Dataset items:
.....

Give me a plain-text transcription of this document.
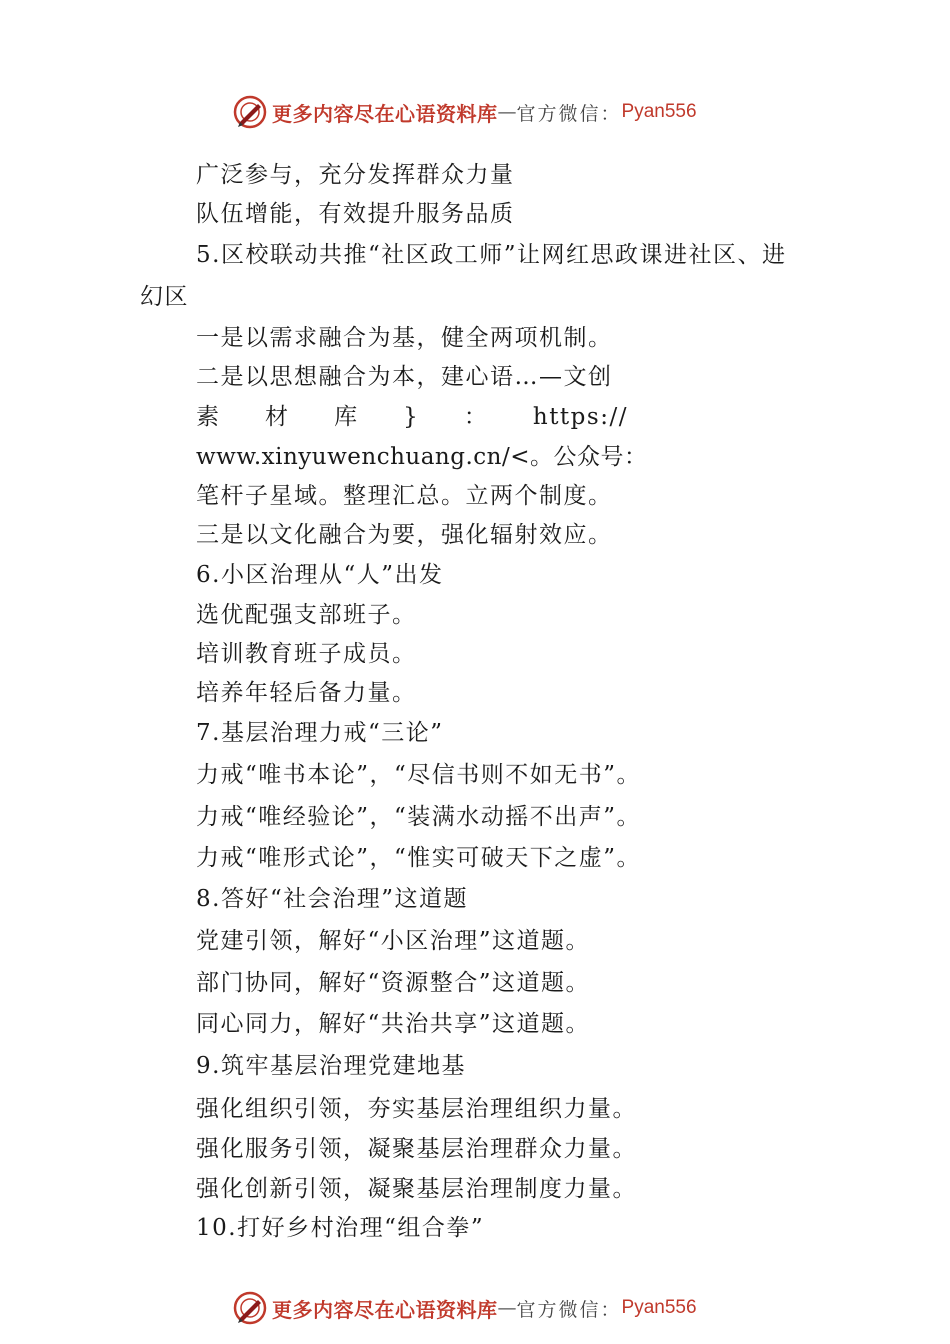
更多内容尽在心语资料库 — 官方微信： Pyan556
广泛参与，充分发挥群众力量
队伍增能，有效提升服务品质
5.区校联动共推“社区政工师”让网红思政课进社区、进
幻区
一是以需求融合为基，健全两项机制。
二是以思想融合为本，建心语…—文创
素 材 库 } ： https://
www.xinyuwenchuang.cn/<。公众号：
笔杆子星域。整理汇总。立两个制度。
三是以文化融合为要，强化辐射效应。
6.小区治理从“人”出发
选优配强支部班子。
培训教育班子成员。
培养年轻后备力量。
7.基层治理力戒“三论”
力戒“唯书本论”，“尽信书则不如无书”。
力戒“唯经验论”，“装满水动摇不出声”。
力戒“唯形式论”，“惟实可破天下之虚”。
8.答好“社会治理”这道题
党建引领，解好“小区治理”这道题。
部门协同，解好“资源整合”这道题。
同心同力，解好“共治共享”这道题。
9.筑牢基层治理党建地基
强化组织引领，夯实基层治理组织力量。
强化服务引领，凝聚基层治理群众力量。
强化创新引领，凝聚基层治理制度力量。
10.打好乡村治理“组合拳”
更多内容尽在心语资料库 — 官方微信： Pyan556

.....

What you are asked to do:
Without including the pictures, reproduce all entries exactly.

Written solution:
Give me a plain-text transcription of this document.
更多内容尽在心语资料库 — 官方微信： Pyan556
广泛参与，充分发挥群众力量
队伍增能，有效提升服务品质
5.区校联动共推“社区政工师”让网红思政课进社区、进
幻区
一是以需求融合为基，健全两项机制。
二是以思想融合为本，建心语…—文创
素 材 库 } ： https://
www.xinyuwenchuang.cn/<。公众号：
笔杆子星域。整理汇总。立两个制度。
三是以文化融合为要，强化辐射效应。
6.小区治理从“人”出发
选优配强支部班子。
培训教育班子成员。
培养年轻后备力量。
7.基层治理力戒“三论”
力戒“唯书本论”，“尽信书则不如无书”。
力戒“唯经验论”，“装满水动摇不出声”。
力戒“唯形式论”，“惟实可破天下之虚”。
8.答好“社会治理”这道题
党建引领，解好“小区治理”这道题。
部门协同，解好“资源整合”这道题。
同心同力，解好“共治共享”这道题。
9.筑牢基层治理党建地基
强化组织引领，夯实基层治理组织力量。
强化服务引领，凝聚基层治理群众力量。
强化创新引领，凝聚基层治理制度力量。
10.打好乡村治理“组合拳”
更多内容尽在心语资料库 — 官方微信： Pyan556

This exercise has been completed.